▶ _WORK TO DO_: Read the entries below and pull out each line with the string "values".

(Rows from a figure dataset)
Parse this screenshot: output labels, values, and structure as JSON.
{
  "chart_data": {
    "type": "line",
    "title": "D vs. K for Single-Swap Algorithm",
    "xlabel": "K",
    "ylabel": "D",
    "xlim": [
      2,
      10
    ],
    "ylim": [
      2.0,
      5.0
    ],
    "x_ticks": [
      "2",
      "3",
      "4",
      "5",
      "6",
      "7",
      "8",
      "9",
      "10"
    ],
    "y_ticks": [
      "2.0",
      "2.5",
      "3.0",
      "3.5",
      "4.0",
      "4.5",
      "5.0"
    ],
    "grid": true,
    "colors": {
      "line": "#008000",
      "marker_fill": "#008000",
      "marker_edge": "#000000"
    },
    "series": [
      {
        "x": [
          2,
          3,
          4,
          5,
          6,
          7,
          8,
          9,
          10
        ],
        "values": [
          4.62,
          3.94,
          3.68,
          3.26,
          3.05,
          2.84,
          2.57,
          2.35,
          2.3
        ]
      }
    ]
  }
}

▶ _TASK ANSWER_:
Parse this screenshot: output labels, values, and structure as JSON.
        "values": [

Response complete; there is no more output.